STATED EXERCISE: Retype each record shown below, leaving every character as it is.

PROVIDED RECORDS:
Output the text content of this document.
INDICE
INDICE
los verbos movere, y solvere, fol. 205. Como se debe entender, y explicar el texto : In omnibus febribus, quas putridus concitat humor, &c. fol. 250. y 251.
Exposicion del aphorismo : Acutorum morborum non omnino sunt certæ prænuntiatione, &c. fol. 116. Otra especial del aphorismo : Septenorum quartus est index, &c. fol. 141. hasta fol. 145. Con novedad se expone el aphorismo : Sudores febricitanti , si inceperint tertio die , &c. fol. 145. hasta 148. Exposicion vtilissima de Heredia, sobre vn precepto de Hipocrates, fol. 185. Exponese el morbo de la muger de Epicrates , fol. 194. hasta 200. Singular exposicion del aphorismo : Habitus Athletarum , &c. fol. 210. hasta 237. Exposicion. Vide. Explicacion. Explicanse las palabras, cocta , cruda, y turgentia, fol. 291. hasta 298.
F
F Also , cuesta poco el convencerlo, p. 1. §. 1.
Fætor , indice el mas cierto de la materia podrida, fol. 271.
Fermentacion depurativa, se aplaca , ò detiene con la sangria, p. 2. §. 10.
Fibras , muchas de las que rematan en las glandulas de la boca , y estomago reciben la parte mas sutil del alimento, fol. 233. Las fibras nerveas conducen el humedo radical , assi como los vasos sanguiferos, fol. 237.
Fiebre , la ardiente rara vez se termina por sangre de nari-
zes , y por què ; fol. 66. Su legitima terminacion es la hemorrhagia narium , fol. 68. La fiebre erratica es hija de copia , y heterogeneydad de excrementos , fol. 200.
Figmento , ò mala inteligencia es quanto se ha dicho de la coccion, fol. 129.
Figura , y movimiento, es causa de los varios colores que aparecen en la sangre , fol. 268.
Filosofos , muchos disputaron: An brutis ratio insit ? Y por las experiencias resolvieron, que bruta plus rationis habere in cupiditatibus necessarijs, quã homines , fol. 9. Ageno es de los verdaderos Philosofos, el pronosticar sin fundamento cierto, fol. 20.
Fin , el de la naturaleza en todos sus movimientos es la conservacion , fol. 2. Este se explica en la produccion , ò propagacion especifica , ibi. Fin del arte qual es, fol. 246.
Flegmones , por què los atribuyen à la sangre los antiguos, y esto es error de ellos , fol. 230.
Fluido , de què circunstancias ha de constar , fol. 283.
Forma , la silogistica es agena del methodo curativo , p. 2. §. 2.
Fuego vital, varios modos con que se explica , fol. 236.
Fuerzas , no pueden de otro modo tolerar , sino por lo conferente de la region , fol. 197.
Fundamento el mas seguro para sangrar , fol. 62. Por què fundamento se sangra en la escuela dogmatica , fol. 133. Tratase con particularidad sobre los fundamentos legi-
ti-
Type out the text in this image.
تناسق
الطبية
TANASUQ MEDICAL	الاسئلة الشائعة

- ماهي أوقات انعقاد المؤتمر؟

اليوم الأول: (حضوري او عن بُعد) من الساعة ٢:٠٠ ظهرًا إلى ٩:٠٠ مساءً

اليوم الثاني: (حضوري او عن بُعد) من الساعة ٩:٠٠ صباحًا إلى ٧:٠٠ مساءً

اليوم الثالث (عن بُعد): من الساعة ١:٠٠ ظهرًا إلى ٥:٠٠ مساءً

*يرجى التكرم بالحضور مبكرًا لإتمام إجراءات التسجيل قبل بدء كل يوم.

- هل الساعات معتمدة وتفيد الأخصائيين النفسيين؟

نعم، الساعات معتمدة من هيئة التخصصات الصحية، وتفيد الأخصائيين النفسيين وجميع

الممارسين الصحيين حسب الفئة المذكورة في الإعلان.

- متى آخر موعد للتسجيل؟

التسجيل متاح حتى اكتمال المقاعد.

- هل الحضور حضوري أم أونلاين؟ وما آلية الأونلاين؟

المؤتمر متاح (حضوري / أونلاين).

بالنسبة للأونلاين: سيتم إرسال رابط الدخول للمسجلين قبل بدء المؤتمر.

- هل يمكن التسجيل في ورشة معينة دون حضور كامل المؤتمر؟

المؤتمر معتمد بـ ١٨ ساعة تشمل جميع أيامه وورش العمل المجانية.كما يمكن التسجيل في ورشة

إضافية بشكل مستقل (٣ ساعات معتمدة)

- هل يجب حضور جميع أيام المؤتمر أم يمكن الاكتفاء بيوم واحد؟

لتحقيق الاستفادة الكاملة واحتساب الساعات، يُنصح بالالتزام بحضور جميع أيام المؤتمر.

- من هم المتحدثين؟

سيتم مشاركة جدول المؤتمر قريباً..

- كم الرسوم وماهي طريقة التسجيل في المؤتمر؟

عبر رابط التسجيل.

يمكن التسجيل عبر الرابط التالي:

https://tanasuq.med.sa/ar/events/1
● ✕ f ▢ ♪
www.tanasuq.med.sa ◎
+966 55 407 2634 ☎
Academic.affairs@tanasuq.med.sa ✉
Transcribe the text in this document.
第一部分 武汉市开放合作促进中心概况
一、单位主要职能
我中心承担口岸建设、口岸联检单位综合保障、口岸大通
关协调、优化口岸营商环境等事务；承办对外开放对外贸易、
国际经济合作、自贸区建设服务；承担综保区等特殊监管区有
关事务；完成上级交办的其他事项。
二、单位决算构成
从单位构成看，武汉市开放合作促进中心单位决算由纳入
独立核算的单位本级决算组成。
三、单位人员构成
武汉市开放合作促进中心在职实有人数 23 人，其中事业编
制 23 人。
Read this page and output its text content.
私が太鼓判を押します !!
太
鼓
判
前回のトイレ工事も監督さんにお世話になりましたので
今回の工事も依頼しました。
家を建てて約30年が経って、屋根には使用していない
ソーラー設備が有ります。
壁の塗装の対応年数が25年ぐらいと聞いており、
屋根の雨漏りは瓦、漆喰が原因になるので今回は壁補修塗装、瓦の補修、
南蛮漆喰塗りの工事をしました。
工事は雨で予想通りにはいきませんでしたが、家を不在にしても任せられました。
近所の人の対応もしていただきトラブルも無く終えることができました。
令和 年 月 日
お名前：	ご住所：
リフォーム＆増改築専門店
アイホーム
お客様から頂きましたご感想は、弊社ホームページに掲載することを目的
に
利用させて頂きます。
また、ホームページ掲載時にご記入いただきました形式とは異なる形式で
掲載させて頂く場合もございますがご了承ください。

COMPLETE ANSWER:
Output the text content of this document.
INDICE
INDICE
los verbos movere, y solvere, fol. 205. Como se debe entender, y explicar el texto : In omnibus febribus, quas putridus concitat humor, &c. fol. 250. y 251.
Exposicion del aphorismo : Acutorum morborum non omnino sunt certæ prænuntiatione, &c. fol. 116. Otra especial del aphorismo : Septenorum quartus est index, &c. fol. 141. hasta fol. 145. Con novedad se expone el aphorismo : Sudores febricitanti , si inceperint tertio die , &c. fol. 145. hasta 148. Exposicion vtilissima de Heredia, sobre vn precepto de Hipocrates, fol. 185. Exponese el morbo de la muger de Epicrates , fol. 194. hasta 200. Singular exposicion del aphorismo : Habitus Athletarum , &c. fol. 210. hasta 237. Exposicion. Vide. Explicacion. Explicanse las palabras, cocta , cruda, y turgentia, fol. 291. hasta 298.
F
F Also , cuesta poco el convencerlo, p. 1. §. 1.
Fætor , indice el mas cierto de la materia podrida, fol. 271.
Fermentacion depurativa, se aplaca , ò detiene con la sangria, p. 2. §. 10.
Fibras , muchas de las que rematan en las glandulas de la boca , y estomago reciben la parte mas sutil del alimento, fol. 233. Las fibras nerveas conducen el humedo radical , assi como los vasos sanguiferos, fol. 237.
Fiebre , la ardiente rara vez se termina por sangre de nari-
zes , y por què ; fol. 66. Su legitima terminacion es la hemorrhagia narium , fol. 68. La fiebre erratica es hija de copia , y heterogeneydad de excrementos , fol. 200.
Figmento , ò mala inteligencia es quanto se ha dicho de la coccion, fol. 129.
Figura , y movimiento, es causa de los varios colores que aparecen en la sangre , fol. 268.
Filosofos , muchos disputaron: An brutis ratio insit ? Y por las experiencias resolvieron, que bruta plus rationis habere in cupiditatibus necessarijs, quã homines , fol. 9. Ageno es de los verdaderos Philosofos, el pronosticar sin fundamento cierto, fol. 20.
Fin , el de la naturaleza en todos sus movimientos es la conservacion , fol. 2. Este se explica en la produccion , ò propagacion especifica , ibi. Fin del arte qual es, fol. 246.
Flegmones , por què los atribuyen à la sangre los antiguos, y esto es error de ellos , fol. 230.
Fluido , de què circunstancias ha de constar , fol. 283.
Forma , la silogistica es agena del methodo curativo , p. 2. §. 2.
Fuego vital, varios modos con que se explica , fol. 236.
Fuerzas , no pueden de otro modo tolerar , sino por lo conferente de la region , fol. 197.
Fundamento el mas seguro para sangrar , fol. 62. Por què fundamento se sangra en la escuela dogmatica , fol. 133. Tratase con particularidad sobre los fundamentos legi-
ti-
Type out the text in this image.
تناسق
الطبية
TANASUQ MEDICAL	الاسئلة الشائعة

- ماهي أوقات انعقاد المؤتمر؟

اليوم الأول: (حضوري او عن بُعد) من الساعة ٢:٠٠ ظهرًا إلى ٩:٠٠ مساءً

اليوم الثاني: (حضوري او عن بُعد) من الساعة ٩:٠٠ صباحًا إلى ٧:٠٠ مساءً

اليوم الثالث (عن بُعد): من الساعة ١:٠٠ ظهرًا إلى ٥:٠٠ مساءً

*يرجى التكرم بالحضور مبكرًا لإتمام إجراءات التسجيل قبل بدء كل يوم.

- هل الساعات معتمدة وتفيد الأخصائيين النفسيين؟

نعم، الساعات معتمدة من هيئة التخصصات الصحية، وتفيد الأخصائيين النفسيين وجميع

الممارسين الصحيين حسب الفئة المذكورة في الإعلان.

- متى آخر موعد للتسجيل؟

التسجيل متاح حتى اكتمال المقاعد.

- هل الحضور حضوري أم أونلاين؟ وما آلية الأونلاين؟

المؤتمر متاح (حضوري / أونلاين).

بالنسبة للأونلاين: سيتم إرسال رابط الدخول للمسجلين قبل بدء المؤتمر.

- هل يمكن التسجيل في ورشة معينة دون حضور كامل المؤتمر؟

المؤتمر معتمد بـ ١٨ ساعة تشمل جميع أيامه وورش العمل المجانية.كما يمكن التسجيل في ورشة

إضافية بشكل مستقل (٣ ساعات معتمدة)

- هل يجب حضور جميع أيام المؤتمر أم يمكن الاكتفاء بيوم واحد؟

لتحقيق الاستفادة الكاملة واحتساب الساعات، يُنصح بالالتزام بحضور جميع أيام المؤتمر.

- من هم المتحدثين؟

سيتم مشاركة جدول المؤتمر قريباً..

- كم الرسوم وماهي طريقة التسجيل في المؤتمر؟

عبر رابط التسجيل.

يمكن التسجيل عبر الرابط التالي:

https://tanasuq.med.sa/ar/events/1
● ✕ f ▢ ♪
www.tanasuq.med.sa ◎
+966 55 407 2634 ☎
Academic.affairs@tanasuq.med.sa ✉
Transcribe the text in this document.
第一部分 武汉市开放合作促进中心概况
一、单位主要职能
我中心承担口岸建设、口岸联检单位综合保障、口岸大通
关协调、优化口岸营商环境等事务；承办对外开放对外贸易、
国际经济合作、自贸区建设服务；承担综保区等特殊监管区有
关事务；完成上级交办的其他事项。
二、单位决算构成
从单位构成看，武汉市开放合作促进中心单位决算由纳入
独立核算的单位本级决算组成。
三、单位人员构成
武汉市开放合作促进中心在职实有人数 23 人，其中事业编
制 23 人。
Read this page and output its text content.
私が太鼓判を押します !!
太
鼓
判
前回のトイレ工事も監督さんにお世話になりましたので
今回の工事も依頼しました。
家を建てて約30年が経って、屋根には使用していない
ソーラー設備が有ります。
壁の塗装の対応年数が25年ぐらいと聞いており、
屋根の雨漏りは瓦、漆喰が原因になるので今回は壁補修塗装、瓦の補修、
南蛮漆喰塗りの工事をしました。
工事は雨で予想通りにはいきませんでしたが、家を不在にしても任せられました。
近所の人の対応もしていただきトラブルも無く終えることができました。
令和 年 月 日
お名前：	ご住所：
リフォーム＆増改築専門店
アイホーム
お客様から頂きましたご感想は、弊社ホームページに掲載することを目的
に
利用させて頂きます。
また、ホームページ掲載時にご記入いただきました形式とは異なる形式で
掲載させて頂く場合もございますがご了承ください。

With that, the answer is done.